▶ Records
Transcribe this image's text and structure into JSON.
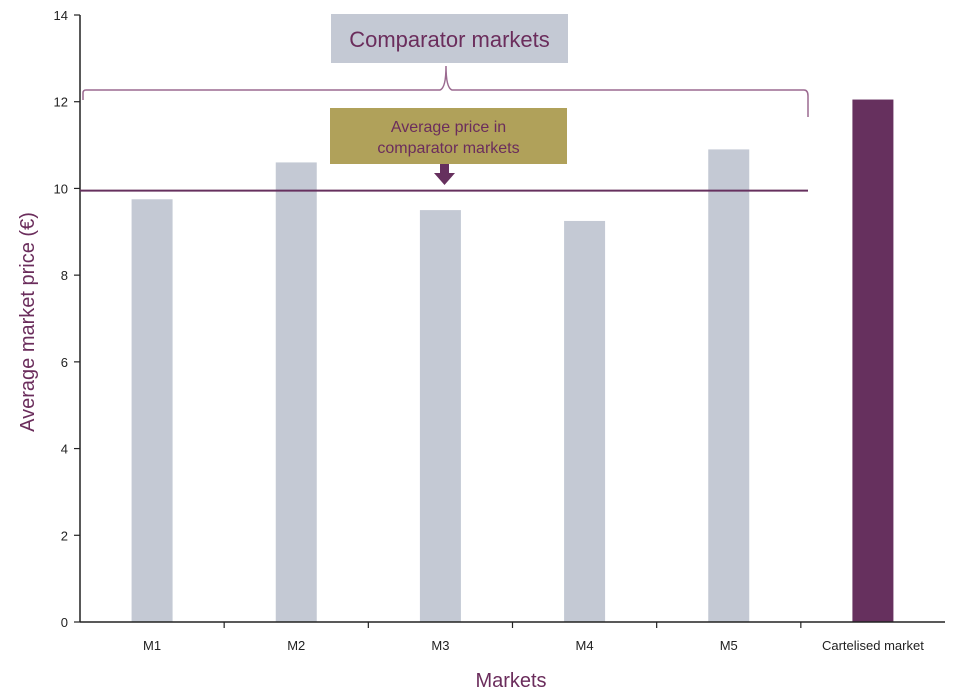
{
  "chart_data": {
    "type": "bar",
    "title": "",
    "xlabel": "Markets",
    "ylabel": "Average market price (€)",
    "ylim": [
      0,
      14
    ],
    "yticks": [
      0,
      2,
      4,
      6,
      8,
      10,
      12,
      14
    ],
    "categories": [
      "M1",
      "M2",
      "M3",
      "M4",
      "M5",
      "Cartelised market"
    ],
    "values": [
      9.75,
      10.6,
      9.5,
      9.25,
      10.9,
      12.05
    ],
    "bar_colors": [
      "#c4c9d4",
      "#c4c9d4",
      "#c4c9d4",
      "#c4c9d4",
      "#c4c9d4",
      "#66305e"
    ],
    "reference_line": {
      "value": 9.95,
      "color": "#66305e"
    },
    "grid": false,
    "annotations": {
      "comparator_label": "Comparator markets",
      "average_label_line1": "Average price in",
      "average_label_line2": "comparator markets"
    },
    "colors": {
      "comparator_box": "#c4c9d4",
      "average_box": "#b0a15a",
      "accent": "#66305e",
      "axis_title": "#6b2d5c"
    }
  }
}
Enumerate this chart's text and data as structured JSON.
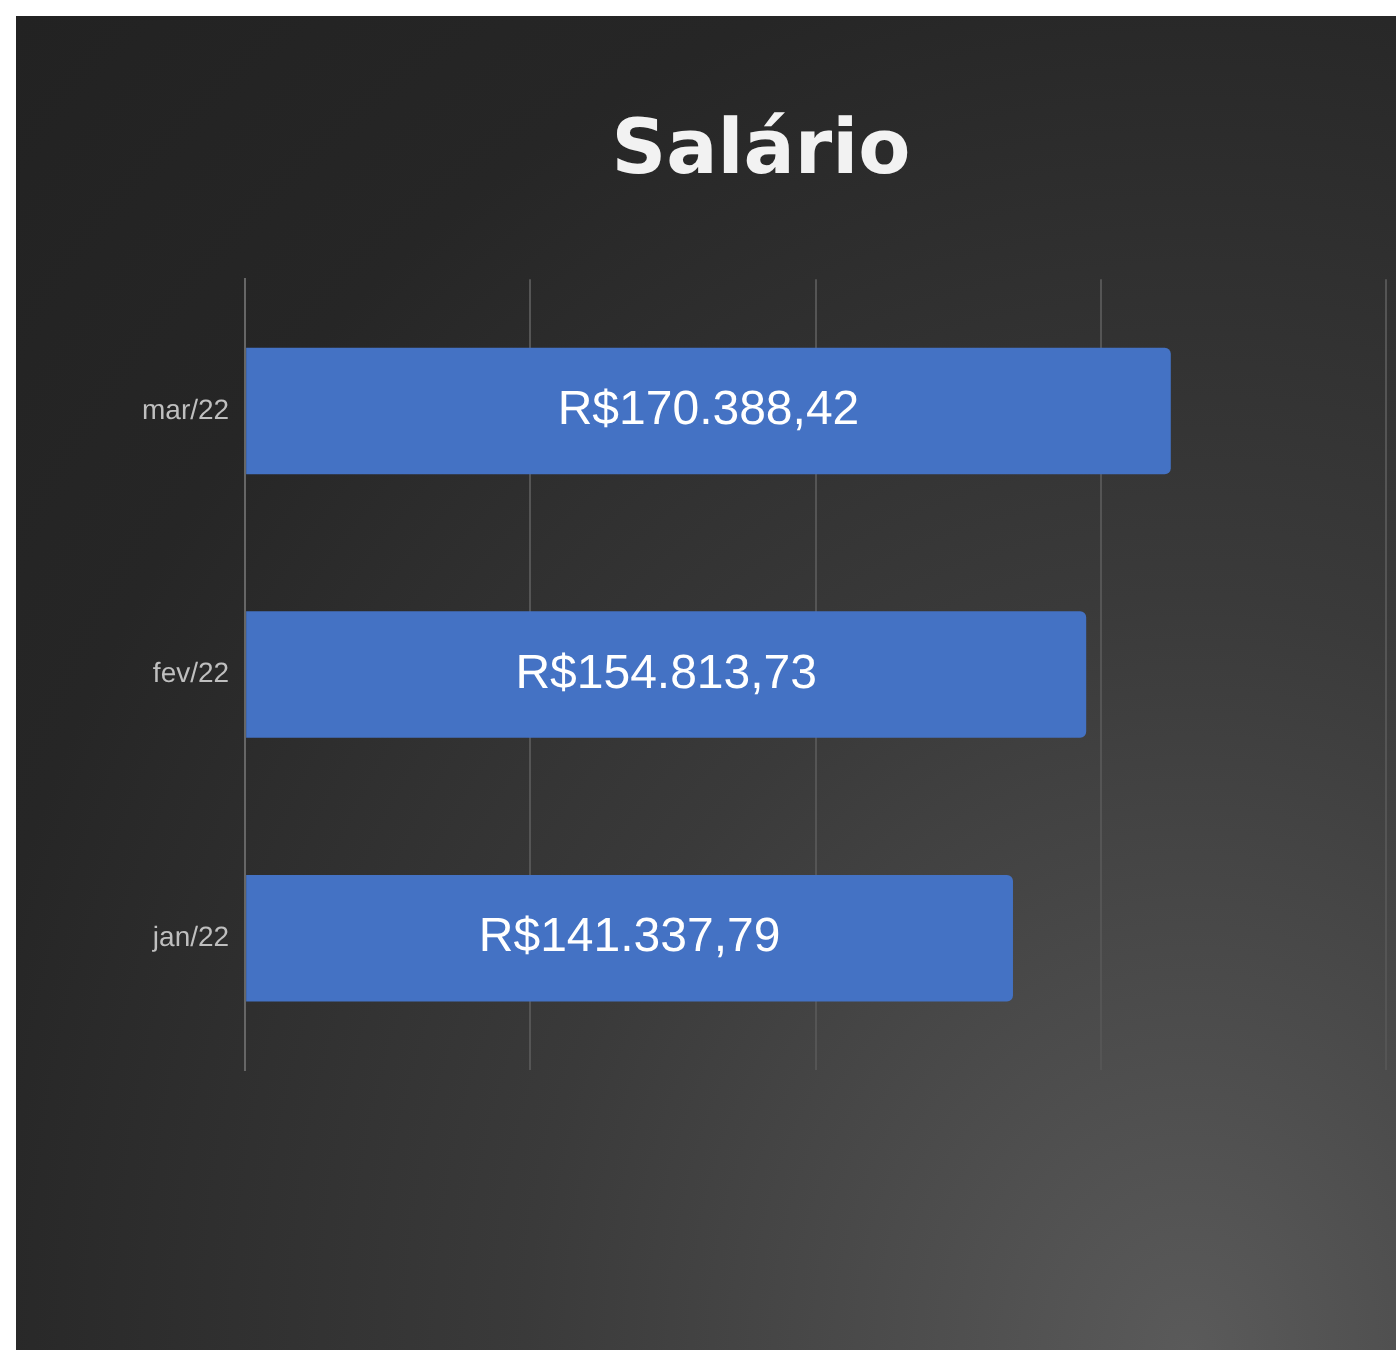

▶ Task directions
Repeat the listing in full and exactly. Do not include any images.

▶ Answer to this task
Transcribe this image's text and structure into JSON.
{
  "chart_data": {
    "type": "bar",
    "title": "",
    "xlabel": "Markets",
    "ylabel": "Average market price (€)",
    "ylim": [
      0,
      14
    ],
    "yticks": [
      0,
      2,
      4,
      6,
      8,
      10,
      12,
      14
    ],
    "categories": [
      "M1",
      "M2",
      "M3",
      "M4",
      "M5",
      "Cartelised market"
    ],
    "values": [
      9.75,
      10.6,
      9.5,
      9.25,
      10.9,
      12.05
    ],
    "bar_colors": [
      "#c4c9d4",
      "#c4c9d4",
      "#c4c9d4",
      "#c4c9d4",
      "#c4c9d4",
      "#66305e"
    ],
    "reference_line": {
      "value": 9.95,
      "color": "#66305e"
    },
    "grid": false,
    "annotations": {
      "comparator_label": "Comparator markets",
      "average_label_line1": "Average price in",
      "average_label_line2": "comparator markets"
    },
    "colors": {
      "comparator_box": "#c4c9d4",
      "average_box": "#b0a15a",
      "accent": "#66305e",
      "axis_title": "#6b2d5c"
    }
  }
}
Enumerate this chart's text and data as structured JSON.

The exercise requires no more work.